Figure dataset records:
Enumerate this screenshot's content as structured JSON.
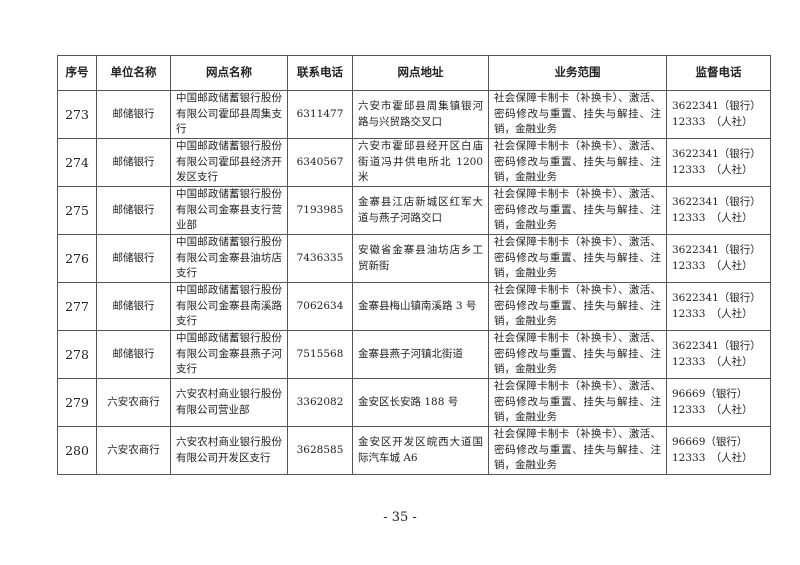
{
  "headers": [
    "序号",
    "单位名称",
    "网点名称",
    "联系电话",
    "网点地址",
    "业务范围",
    "监督电话"
  ],
  "rows": [
    {
      "no": "273",
      "unit": "邮储银行",
      "name": "中国邮政储蓄银行股份有限公司霍邱县周集支行",
      "phone": "6311477",
      "address": "六安市霍邱县周集镇银河路与兴贸路交叉口",
      "scope": "社会保障卡制卡（补换卡）、激活、密码修改与重置、挂失与解挂、注销，金融业务",
      "sup1": "3622341（银行）",
      "sup2": "12333　（人社）"
    },
    {
      "no": "274",
      "unit": "邮储银行",
      "name": "中国邮政储蓄银行股份有限公司霍邱县经济开发区支行",
      "phone": "6340567",
      "address": "六安市霍邱县经开区白庙街道冯井供电所北 1200 米",
      "scope": "社会保障卡制卡（补换卡）、激活、密码修改与重置、挂失与解挂、注销，金融业务",
      "sup1": "3622341（银行）",
      "sup2": "12333　（人社）"
    },
    {
      "no": "275",
      "unit": "邮储银行",
      "name": "中国邮政储蓄银行股份有限公司金寨县支行营业部",
      "phone": "7193985",
      "address": "金寨县江店新城区红军大道与燕子河路交口",
      "scope": "社会保障卡制卡（补换卡）、激活、密码修改与重置、挂失与解挂、注销，金融业务",
      "sup1": "3622341（银行）",
      "sup2": "12333　（人社）"
    },
    {
      "no": "276",
      "unit": "邮储银行",
      "name": "中国邮政储蓄银行股份有限公司金寨县油坊店支行",
      "phone": "7436335",
      "address": "安徽省金寨县油坊店乡工贸新街",
      "scope": "社会保障卡制卡（补换卡）、激活、密码修改与重置、挂失与解挂、注销，金融业务",
      "sup1": "3622341（银行）",
      "sup2": "12333　（人社）"
    },
    {
      "no": "277",
      "unit": "邮储银行",
      "name": "中国邮政储蓄银行股份有限公司金寨县南溪路支行",
      "phone": "7062634",
      "address": "金寨县梅山镇南溪路 3 号",
      "scope": "社会保障卡制卡（补换卡）、激活、密码修改与重置、挂失与解挂、注销，金融业务",
      "sup1": "3622341（银行）",
      "sup2": "12333　（人社）"
    },
    {
      "no": "278",
      "unit": "邮储银行",
      "name": "中国邮政储蓄银行股份有限公司金寨县燕子河支行",
      "phone": "7515568",
      "address": "金寨县燕子河镇北街道",
      "scope": "社会保障卡制卡（补换卡）、激活、密码修改与重置、挂失与解挂、注销，金融业务",
      "sup1": "3622341（银行）",
      "sup2": "12333　（人社）"
    },
    {
      "no": "279",
      "unit": "六安农商行",
      "name": "六安农村商业银行股份有限公司营业部",
      "phone": "3362082",
      "address": "金安区长安路 188 号",
      "scope": "社会保障卡制卡（补换卡）、激活、密码修改与重置、挂失与解挂、注销，金融业务",
      "sup1": "96669（银行）",
      "sup2": "12333　（人社）"
    },
    {
      "no": "280",
      "unit": "六安农商行",
      "name": "六安农村商业银行股份有限公司开发区支行",
      "phone": "3628585",
      "address": "金安区开发区皖西大道国际汽车城 A6",
      "scope": "社会保障卡制卡（补换卡）、激活、密码修改与重置、挂失与解挂、注销，金融业务",
      "sup1": "96669（银行）",
      "sup2": "12333　（人社）"
    }
  ],
  "page_number": "- 35 -"
}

> _TASK_
Omit the pictures. Output every record above word for word.

> _SOLUTION_
Enumerate this screenshot's content as structured JSON.
{
  "headers": [
    "序号",
    "单位名称",
    "网点名称",
    "联系电话",
    "网点地址",
    "业务范围",
    "监督电话"
  ],
  "rows": [
    {
      "no": "273",
      "unit": "邮储银行",
      "name": "中国邮政储蓄银行股份有限公司霍邱县周集支行",
      "phone": "6311477",
      "address": "六安市霍邱县周集镇银河路与兴贸路交叉口",
      "scope": "社会保障卡制卡（补换卡）、激活、密码修改与重置、挂失与解挂、注销，金融业务",
      "sup1": "3622341（银行）",
      "sup2": "12333　（人社）"
    },
    {
      "no": "274",
      "unit": "邮储银行",
      "name": "中国邮政储蓄银行股份有限公司霍邱县经济开发区支行",
      "phone": "6340567",
      "address": "六安市霍邱县经开区白庙街道冯井供电所北 1200 米",
      "scope": "社会保障卡制卡（补换卡）、激活、密码修改与重置、挂失与解挂、注销，金融业务",
      "sup1": "3622341（银行）",
      "sup2": "12333　（人社）"
    },
    {
      "no": "275",
      "unit": "邮储银行",
      "name": "中国邮政储蓄银行股份有限公司金寨县支行营业部",
      "phone": "7193985",
      "address": "金寨县江店新城区红军大道与燕子河路交口",
      "scope": "社会保障卡制卡（补换卡）、激活、密码修改与重置、挂失与解挂、注销，金融业务",
      "sup1": "3622341（银行）",
      "sup2": "12333　（人社）"
    },
    {
      "no": "276",
      "unit": "邮储银行",
      "name": "中国邮政储蓄银行股份有限公司金寨县油坊店支行",
      "phone": "7436335",
      "address": "安徽省金寨县油坊店乡工贸新街",
      "scope": "社会保障卡制卡（补换卡）、激活、密码修改与重置、挂失与解挂、注销，金融业务",
      "sup1": "3622341（银行）",
      "sup2": "12333　（人社）"
    },
    {
      "no": "277",
      "unit": "邮储银行",
      "name": "中国邮政储蓄银行股份有限公司金寨县南溪路支行",
      "phone": "7062634",
      "address": "金寨县梅山镇南溪路 3 号",
      "scope": "社会保障卡制卡（补换卡）、激活、密码修改与重置、挂失与解挂、注销，金融业务",
      "sup1": "3622341（银行）",
      "sup2": "12333　（人社）"
    },
    {
      "no": "278",
      "unit": "邮储银行",
      "name": "中国邮政储蓄银行股份有限公司金寨县燕子河支行",
      "phone": "7515568",
      "address": "金寨县燕子河镇北街道",
      "scope": "社会保障卡制卡（补换卡）、激活、密码修改与重置、挂失与解挂、注销，金融业务",
      "sup1": "3622341（银行）",
      "sup2": "12333　（人社）"
    },
    {
      "no": "279",
      "unit": "六安农商行",
      "name": "六安农村商业银行股份有限公司营业部",
      "phone": "3362082",
      "address": "金安区长安路 188 号",
      "scope": "社会保障卡制卡（补换卡）、激活、密码修改与重置、挂失与解挂、注销，金融业务",
      "sup1": "96669（银行）",
      "sup2": "12333　（人社）"
    },
    {
      "no": "280",
      "unit": "六安农商行",
      "name": "六安农村商业银行股份有限公司开发区支行",
      "phone": "3628585",
      "address": "金安区开发区皖西大道国际汽车城 A6",
      "scope": "社会保障卡制卡（补换卡）、激活、密码修改与重置、挂失与解挂、注销，金融业务",
      "sup1": "96669（银行）",
      "sup2": "12333　（人社）"
    }
  ],
  "page_number": "- 35 -"
}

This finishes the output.